> _Instructions to follow_: In the entries below, find the lines with the word "Read" and copy them.

> _Stored rows_:
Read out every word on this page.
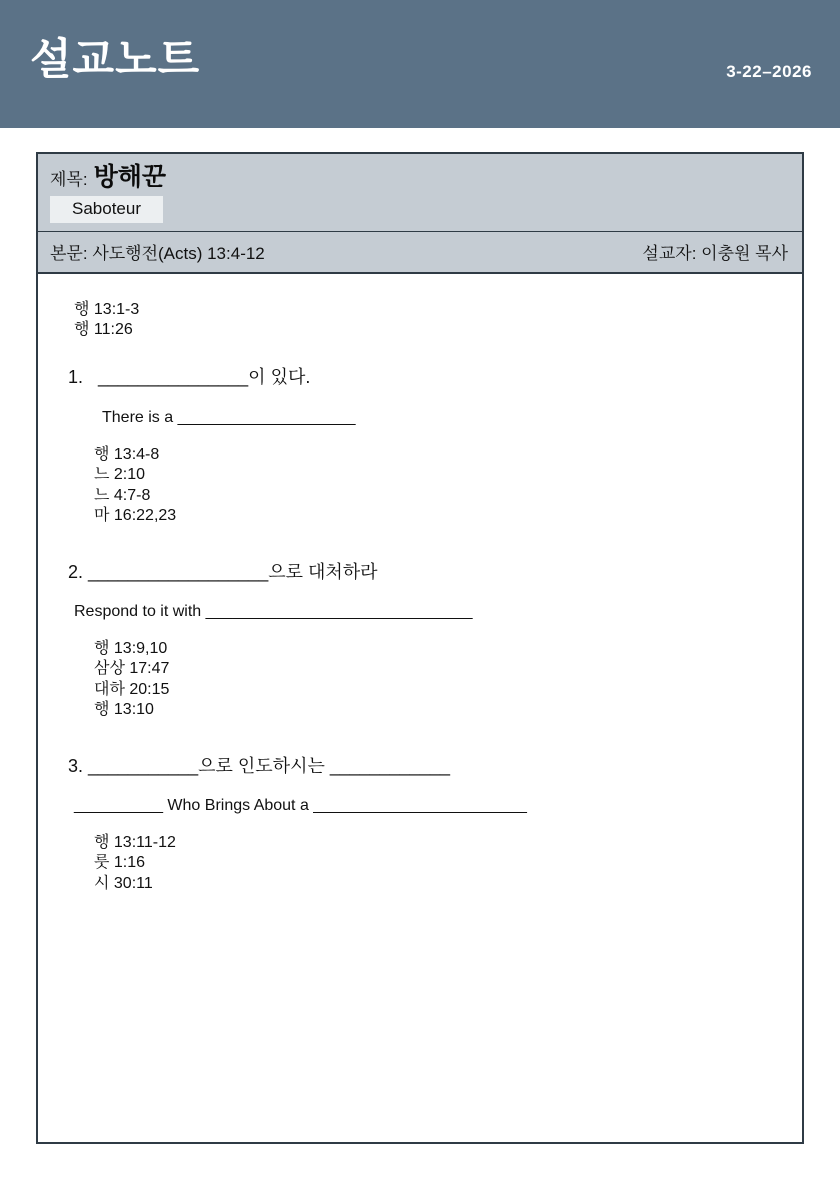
설교노트	3-22–2026
제목: 방해꾼
Saboteur
본문: 사도행전(Acts) 13:4-12	설교자: 이충원 목사
행 13:1-3
행 11:26
1.   _______________이 있다.
There is a ____________________
행 13:4-8
느 2:10
느 4:7-8
마 16:22,23
2. __________________으로 대처하라
Respond to it with ______________________________
행 13:9,10
삼상 17:47
대하 20:15
행 13:10
3. ___________으로 인도하시는 ____________
__________ Who Brings About a ________________________
행 13:11-12
룻 1:16
시 30:11
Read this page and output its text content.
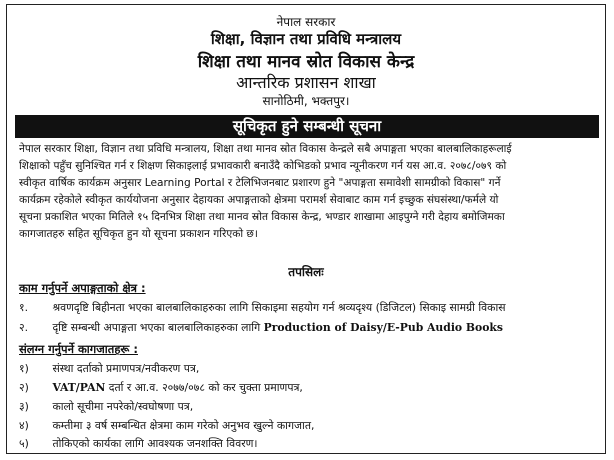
नेपाल सरकार
शिक्षा, विज्ञान तथा प्रविधि मन्त्रालय
शिक्षा तथा मानव स्रोत विकास केन्द्र
आन्तरिक प्रशासन शाखा
सानोठिमी, भक्तपुर।
सूचिकृत हुने सम्बन्धी सूचना
नेपाल सरकार शिक्षा, विज्ञान तथा प्रविधि मन्त्रालय, शिक्षा तथा मानव स्रोत विकास केन्द्रले सबै अपाङ्गता भएका बालबालिकाहरूलाई
शिक्षाको पहुँच सुनिश्चित गर्न र शिक्षण सिकाइलाई प्रभावकारी बनाउँदै कोभिडको प्रभाव न्यूनीकरण गर्न यस आ.व. २०७८/०७९ को
स्वीकृत वार्षिक कार्यक्रम अनुसार Learning Portal र टेलिभिजनबाट प्रशारण हुने "अपाङ्गता समावेशी सामग्रीको विकास" गर्ने
कार्यक्रम रहेकोले स्वीकृत कार्ययोजना अनुसार देहायका अपाङ्गताको क्षेत्रमा परामर्श सेवाबाट काम गर्न इच्छुक संघसंस्था/फर्मले यो
सूचना प्रकाशित भएका मितिले १५ दिनभित्र शिक्षा तथा मानव स्रोत विकास केन्द्र, भण्डार शाखामा आइपुग्ने गरी देहाय बमोजिमका
कागजातहरु सहित सूचिकृत हुन यो सूचना प्रकाशन गरिएको छ।
तपसिलः
काम गर्नुपर्ने अपाङ्गताको क्षेत्र :
१. श्रवणदृष्टि बिहीनता भएका बालबालिकाहरुका लागि सिकाइमा सहयोग गर्न श्रव्यदृश्य (डिजिटल) सिकाइ सामग्री विकास
२. दृष्टि सम्बन्धी अपाङ्गता भएका बालबालिकाहरुका लागि Production of Daisy/E-Pub Audio Books
संलग्न गर्नुपर्ने कागजातहरू :
१) संस्था दर्ताको प्रमाणपत्र/नवीकरण पत्र,
२) VAT/PAN दर्ता र आ.व. २०७७/०७८ को कर चुक्ता प्रमाणपत्र,
३) कालो सूचीमा नपरेको/स्वघोषणा पत्र,
४) कम्तीमा ३ वर्ष सम्बन्धित क्षेत्रमा काम गरेको अनुभव खुल्ने कागजात,
५) तोकिएको कार्यका लागि आवश्यक जनशक्ति विवरण।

> _Answer to the problem_:
Read out every word on this page.
Read this page and output its text content.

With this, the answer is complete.